▶

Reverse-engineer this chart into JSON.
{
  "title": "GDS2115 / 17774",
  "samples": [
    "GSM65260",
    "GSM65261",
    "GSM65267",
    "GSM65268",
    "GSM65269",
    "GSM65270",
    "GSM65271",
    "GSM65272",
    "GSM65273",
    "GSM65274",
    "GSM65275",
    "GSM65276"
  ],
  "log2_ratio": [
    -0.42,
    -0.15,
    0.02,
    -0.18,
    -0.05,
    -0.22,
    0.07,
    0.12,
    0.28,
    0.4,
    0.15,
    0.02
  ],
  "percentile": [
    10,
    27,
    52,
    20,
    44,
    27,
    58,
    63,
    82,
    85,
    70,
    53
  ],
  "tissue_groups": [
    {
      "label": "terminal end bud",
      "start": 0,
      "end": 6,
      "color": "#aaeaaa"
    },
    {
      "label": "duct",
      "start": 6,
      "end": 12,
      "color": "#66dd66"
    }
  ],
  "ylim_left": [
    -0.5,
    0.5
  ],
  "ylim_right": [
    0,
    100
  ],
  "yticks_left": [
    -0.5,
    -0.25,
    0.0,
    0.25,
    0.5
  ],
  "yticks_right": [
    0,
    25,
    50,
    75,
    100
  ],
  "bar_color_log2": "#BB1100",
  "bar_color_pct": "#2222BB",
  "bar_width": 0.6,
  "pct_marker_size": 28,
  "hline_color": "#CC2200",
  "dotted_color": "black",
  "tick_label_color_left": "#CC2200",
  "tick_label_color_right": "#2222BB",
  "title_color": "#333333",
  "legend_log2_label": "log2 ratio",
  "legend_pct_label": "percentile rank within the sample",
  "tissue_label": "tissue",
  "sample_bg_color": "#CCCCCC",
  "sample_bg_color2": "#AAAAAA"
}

◀

Take the entries above and copy them out exactly.

Reverse-engineer this chart into JSON.
{
  "title": "GDS2115 / 17774",
  "samples": [
    "GSM65260",
    "GSM65261",
    "GSM65267",
    "GSM65268",
    "GSM65269",
    "GSM65270",
    "GSM65271",
    "GSM65272",
    "GSM65273",
    "GSM65274",
    "GSM65275",
    "GSM65276"
  ],
  "log2_ratio": [
    -0.42,
    -0.15,
    0.02,
    -0.18,
    -0.05,
    -0.22,
    0.07,
    0.12,
    0.28,
    0.4,
    0.15,
    0.02
  ],
  "percentile": [
    10,
    27,
    52,
    20,
    44,
    27,
    58,
    63,
    82,
    85,
    70,
    53
  ],
  "tissue_groups": [
    {
      "label": "terminal end bud",
      "start": 0,
      "end": 6,
      "color": "#aaeaaa"
    },
    {
      "label": "duct",
      "start": 6,
      "end": 12,
      "color": "#66dd66"
    }
  ],
  "ylim_left": [
    -0.5,
    0.5
  ],
  "ylim_right": [
    0,
    100
  ],
  "yticks_left": [
    -0.5,
    -0.25,
    0.0,
    0.25,
    0.5
  ],
  "yticks_right": [
    0,
    25,
    50,
    75,
    100
  ],
  "bar_color_log2": "#BB1100",
  "bar_color_pct": "#2222BB",
  "bar_width": 0.6,
  "pct_marker_size": 28,
  "hline_color": "#CC2200",
  "dotted_color": "black",
  "tick_label_color_left": "#CC2200",
  "tick_label_color_right": "#2222BB",
  "title_color": "#333333",
  "legend_log2_label": "log2 ratio",
  "legend_pct_label": "percentile rank within the sample",
  "tissue_label": "tissue",
  "sample_bg_color": "#CCCCCC",
  "sample_bg_color2": "#AAAAAA"
}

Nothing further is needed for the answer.